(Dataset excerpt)
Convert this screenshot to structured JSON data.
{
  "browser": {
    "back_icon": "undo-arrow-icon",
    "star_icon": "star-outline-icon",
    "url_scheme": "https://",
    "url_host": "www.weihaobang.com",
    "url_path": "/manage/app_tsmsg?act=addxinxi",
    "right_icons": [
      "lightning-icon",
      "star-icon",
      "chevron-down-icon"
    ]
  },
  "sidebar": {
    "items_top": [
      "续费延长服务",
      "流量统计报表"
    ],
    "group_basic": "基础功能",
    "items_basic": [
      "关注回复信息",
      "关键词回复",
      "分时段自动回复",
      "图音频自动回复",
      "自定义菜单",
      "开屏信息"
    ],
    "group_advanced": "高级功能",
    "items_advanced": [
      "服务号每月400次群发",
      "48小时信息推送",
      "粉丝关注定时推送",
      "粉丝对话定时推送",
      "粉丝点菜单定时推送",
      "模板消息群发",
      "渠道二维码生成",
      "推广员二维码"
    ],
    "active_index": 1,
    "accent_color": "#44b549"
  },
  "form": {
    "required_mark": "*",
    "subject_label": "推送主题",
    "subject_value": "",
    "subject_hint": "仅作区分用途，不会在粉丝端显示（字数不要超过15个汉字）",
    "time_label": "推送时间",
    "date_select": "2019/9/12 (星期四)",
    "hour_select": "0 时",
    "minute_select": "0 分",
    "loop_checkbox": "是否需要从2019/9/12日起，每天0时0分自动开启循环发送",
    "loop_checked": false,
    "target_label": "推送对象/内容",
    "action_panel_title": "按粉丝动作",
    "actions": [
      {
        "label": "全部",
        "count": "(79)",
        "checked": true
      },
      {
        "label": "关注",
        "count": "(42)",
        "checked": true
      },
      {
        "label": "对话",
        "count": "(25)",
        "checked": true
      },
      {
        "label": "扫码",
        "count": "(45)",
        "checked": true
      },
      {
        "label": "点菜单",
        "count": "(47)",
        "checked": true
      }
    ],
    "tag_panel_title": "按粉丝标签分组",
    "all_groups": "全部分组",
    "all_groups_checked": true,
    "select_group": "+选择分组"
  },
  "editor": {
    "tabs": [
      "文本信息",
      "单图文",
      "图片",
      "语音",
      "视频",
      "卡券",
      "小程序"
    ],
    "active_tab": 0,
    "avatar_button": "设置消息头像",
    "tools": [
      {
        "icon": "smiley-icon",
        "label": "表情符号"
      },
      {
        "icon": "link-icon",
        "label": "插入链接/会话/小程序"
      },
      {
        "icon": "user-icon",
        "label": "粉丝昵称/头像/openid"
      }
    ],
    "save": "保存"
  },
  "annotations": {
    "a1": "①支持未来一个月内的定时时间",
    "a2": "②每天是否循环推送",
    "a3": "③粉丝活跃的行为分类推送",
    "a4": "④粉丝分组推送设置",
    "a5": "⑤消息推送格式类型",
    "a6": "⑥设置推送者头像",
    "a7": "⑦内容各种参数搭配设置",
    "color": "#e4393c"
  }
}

*Stated problem*:
Repeat the material word for word, in full.

*Task solution*:
Convert this screenshot to structured JSON data.
{
  "browser": {
    "back_icon": "undo-arrow-icon",
    "star_icon": "star-outline-icon",
    "url_scheme": "https://",
    "url_host": "www.weihaobang.com",
    "url_path": "/manage/app_tsmsg?act=addxinxi",
    "right_icons": [
      "lightning-icon",
      "star-icon",
      "chevron-down-icon"
    ]
  },
  "sidebar": {
    "items_top": [
      "续费延长服务",
      "流量统计报表"
    ],
    "group_basic": "基础功能",
    "items_basic": [
      "关注回复信息",
      "关键词回复",
      "分时段自动回复",
      "图音频自动回复",
      "自定义菜单",
      "开屏信息"
    ],
    "group_advanced": "高级功能",
    "items_advanced": [
      "服务号每月400次群发",
      "48小时信息推送",
      "粉丝关注定时推送",
      "粉丝对话定时推送",
      "粉丝点菜单定时推送",
      "模板消息群发",
      "渠道二维码生成",
      "推广员二维码"
    ],
    "active_index": 1,
    "accent_color": "#44b549"
  },
  "form": {
    "required_mark": "*",
    "subject_label": "推送主题",
    "subject_value": "",
    "subject_hint": "仅作区分用途，不会在粉丝端显示（字数不要超过15个汉字）",
    "time_label": "推送时间",
    "date_select": "2019/9/12 (星期四)",
    "hour_select": "0 时",
    "minute_select": "0 分",
    "loop_checkbox": "是否需要从2019/9/12日起，每天0时0分自动开启循环发送",
    "loop_checked": false,
    "target_label": "推送对象/内容",
    "action_panel_title": "按粉丝动作",
    "actions": [
      {
        "label": "全部",
        "count": "(79)",
        "checked": true
      },
      {
        "label": "关注",
        "count": "(42)",
        "checked": true
      },
      {
        "label": "对话",
        "count": "(25)",
        "checked": true
      },
      {
        "label": "扫码",
        "count": "(45)",
        "checked": true
      },
      {
        "label": "点菜单",
        "count": "(47)",
        "checked": true
      }
    ],
    "tag_panel_title": "按粉丝标签分组",
    "all_groups": "全部分组",
    "all_groups_checked": true,
    "select_group": "+选择分组"
  },
  "editor": {
    "tabs": [
      "文本信息",
      "单图文",
      "图片",
      "语音",
      "视频",
      "卡券",
      "小程序"
    ],
    "active_tab": 0,
    "avatar_button": "设置消息头像",
    "tools": [
      {
        "icon": "smiley-icon",
        "label": "表情符号"
      },
      {
        "icon": "link-icon",
        "label": "插入链接/会话/小程序"
      },
      {
        "icon": "user-icon",
        "label": "粉丝昵称/头像/openid"
      }
    ],
    "save": "保存"
  },
  "annotations": {
    "a1": "①支持未来一个月内的定时时间",
    "a2": "②每天是否循环推送",
    "a3": "③粉丝活跃的行为分类推送",
    "a4": "④粉丝分组推送设置",
    "a5": "⑤消息推送格式类型",
    "a6": "⑥设置推送者头像",
    "a7": "⑦内容各种参数搭配设置",
    "color": "#e4393c"
  }
}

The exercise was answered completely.